Scan the material for the word "Error", and copy each line where it shows up.
* * *
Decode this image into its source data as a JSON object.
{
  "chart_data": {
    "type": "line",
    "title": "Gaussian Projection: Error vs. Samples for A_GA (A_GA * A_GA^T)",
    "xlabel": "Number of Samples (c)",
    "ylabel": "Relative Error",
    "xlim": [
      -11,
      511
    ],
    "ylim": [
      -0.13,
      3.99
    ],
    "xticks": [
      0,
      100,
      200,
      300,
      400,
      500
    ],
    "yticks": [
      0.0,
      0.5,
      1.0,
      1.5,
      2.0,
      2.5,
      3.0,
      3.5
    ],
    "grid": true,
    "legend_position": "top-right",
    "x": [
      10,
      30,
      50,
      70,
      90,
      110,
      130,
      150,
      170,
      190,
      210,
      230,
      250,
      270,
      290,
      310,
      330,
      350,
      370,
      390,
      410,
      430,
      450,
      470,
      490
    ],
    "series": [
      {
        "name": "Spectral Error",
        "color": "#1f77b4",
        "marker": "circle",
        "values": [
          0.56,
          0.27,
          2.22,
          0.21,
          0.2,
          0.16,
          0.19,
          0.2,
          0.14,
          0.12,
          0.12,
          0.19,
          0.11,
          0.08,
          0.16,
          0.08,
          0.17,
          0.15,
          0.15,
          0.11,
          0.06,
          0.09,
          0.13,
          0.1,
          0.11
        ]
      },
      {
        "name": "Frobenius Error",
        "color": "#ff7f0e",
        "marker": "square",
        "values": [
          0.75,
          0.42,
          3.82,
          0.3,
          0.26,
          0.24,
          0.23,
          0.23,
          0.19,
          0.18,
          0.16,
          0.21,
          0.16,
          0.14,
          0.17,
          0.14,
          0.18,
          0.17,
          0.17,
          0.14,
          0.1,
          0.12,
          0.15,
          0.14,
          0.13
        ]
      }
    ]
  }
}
* * *
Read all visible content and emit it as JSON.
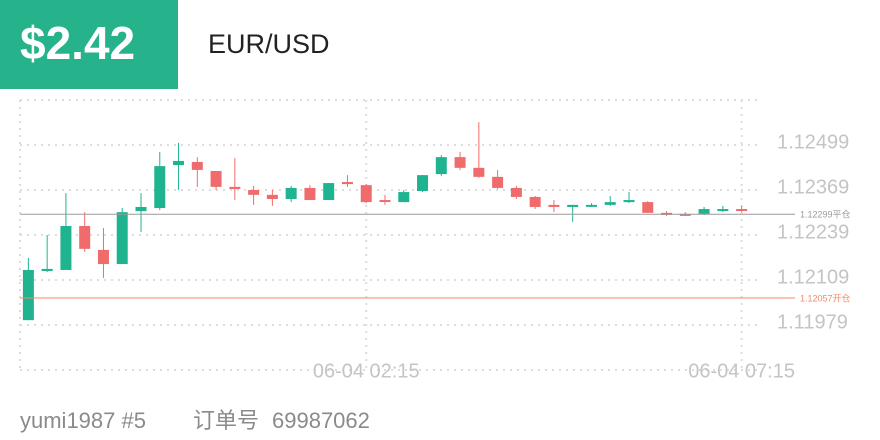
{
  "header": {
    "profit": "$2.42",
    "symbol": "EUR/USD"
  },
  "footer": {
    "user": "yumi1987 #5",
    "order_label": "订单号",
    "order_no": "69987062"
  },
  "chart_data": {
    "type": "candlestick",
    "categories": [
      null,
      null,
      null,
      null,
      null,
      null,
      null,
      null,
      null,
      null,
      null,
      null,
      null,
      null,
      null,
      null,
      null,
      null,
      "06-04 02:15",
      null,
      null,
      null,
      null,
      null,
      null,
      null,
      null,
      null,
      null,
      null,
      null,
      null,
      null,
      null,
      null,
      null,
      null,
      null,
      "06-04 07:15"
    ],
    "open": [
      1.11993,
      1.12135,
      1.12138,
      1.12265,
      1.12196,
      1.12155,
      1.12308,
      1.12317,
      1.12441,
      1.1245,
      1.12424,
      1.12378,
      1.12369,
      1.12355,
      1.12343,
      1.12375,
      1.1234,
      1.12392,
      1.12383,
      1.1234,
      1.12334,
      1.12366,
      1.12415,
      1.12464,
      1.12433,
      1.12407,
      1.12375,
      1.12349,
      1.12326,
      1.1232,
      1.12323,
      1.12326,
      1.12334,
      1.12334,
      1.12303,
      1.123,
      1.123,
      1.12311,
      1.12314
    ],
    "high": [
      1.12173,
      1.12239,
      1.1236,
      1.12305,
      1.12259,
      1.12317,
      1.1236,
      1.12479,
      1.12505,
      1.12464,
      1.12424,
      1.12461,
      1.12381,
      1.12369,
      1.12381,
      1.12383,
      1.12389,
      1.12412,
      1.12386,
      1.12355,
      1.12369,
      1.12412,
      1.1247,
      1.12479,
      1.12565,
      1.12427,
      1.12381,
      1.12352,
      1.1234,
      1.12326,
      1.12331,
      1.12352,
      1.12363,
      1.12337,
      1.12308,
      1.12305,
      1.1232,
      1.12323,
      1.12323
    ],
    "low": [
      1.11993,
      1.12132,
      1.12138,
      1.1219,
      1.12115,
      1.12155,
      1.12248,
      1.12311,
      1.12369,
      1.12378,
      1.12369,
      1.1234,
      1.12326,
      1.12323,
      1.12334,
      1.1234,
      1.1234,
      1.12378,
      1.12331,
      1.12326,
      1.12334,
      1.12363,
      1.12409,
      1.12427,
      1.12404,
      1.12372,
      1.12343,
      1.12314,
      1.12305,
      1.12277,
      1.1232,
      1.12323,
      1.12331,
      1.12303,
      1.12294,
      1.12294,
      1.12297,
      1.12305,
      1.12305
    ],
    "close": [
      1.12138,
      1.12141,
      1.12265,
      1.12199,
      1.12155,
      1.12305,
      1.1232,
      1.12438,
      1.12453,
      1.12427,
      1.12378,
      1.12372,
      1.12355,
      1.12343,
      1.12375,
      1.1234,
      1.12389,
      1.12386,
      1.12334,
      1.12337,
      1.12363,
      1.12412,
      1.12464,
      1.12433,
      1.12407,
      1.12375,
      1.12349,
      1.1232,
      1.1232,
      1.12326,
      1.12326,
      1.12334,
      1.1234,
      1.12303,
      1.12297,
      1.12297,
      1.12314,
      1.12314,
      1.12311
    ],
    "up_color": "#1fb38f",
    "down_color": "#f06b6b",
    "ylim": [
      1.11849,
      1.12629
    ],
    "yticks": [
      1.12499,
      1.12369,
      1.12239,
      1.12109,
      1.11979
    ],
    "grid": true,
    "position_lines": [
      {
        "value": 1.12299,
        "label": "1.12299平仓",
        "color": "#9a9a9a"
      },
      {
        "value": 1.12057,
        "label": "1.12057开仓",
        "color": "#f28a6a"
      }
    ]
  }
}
* * *
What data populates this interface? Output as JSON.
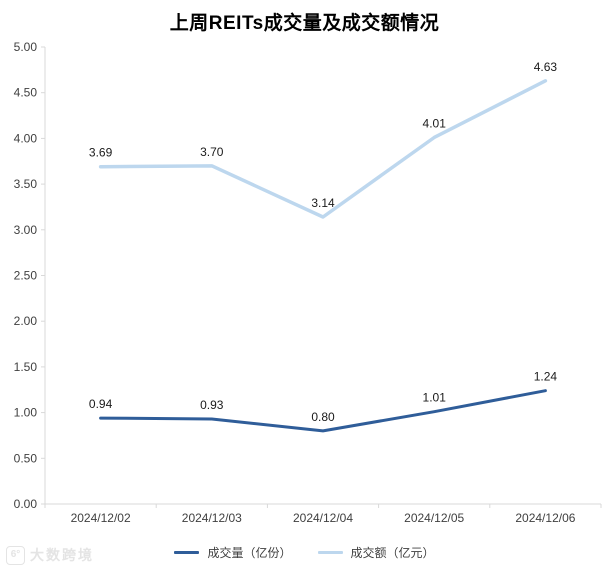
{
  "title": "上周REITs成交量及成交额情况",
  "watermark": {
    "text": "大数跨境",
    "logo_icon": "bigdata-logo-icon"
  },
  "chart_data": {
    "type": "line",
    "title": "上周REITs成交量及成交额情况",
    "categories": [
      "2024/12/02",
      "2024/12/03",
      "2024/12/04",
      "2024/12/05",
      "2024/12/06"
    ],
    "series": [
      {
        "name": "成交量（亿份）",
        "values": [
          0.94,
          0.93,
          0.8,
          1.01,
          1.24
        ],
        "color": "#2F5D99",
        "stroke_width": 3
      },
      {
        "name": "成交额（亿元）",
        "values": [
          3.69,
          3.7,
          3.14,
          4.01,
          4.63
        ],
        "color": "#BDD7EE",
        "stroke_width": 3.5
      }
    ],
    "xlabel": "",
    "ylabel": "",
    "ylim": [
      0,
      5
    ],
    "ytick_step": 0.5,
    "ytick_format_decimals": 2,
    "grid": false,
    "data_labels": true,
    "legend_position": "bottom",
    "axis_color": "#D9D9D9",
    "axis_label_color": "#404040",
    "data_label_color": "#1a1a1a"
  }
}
* * *
• [Result of this exercise]
    "title": "Gaussian Projection: Error vs. Samples for A_GA (A_GA * A_GA^T)",
    "ylabel": "Relative Error",
        "name": "Spectral Error",
        "name": "Frobenius Error",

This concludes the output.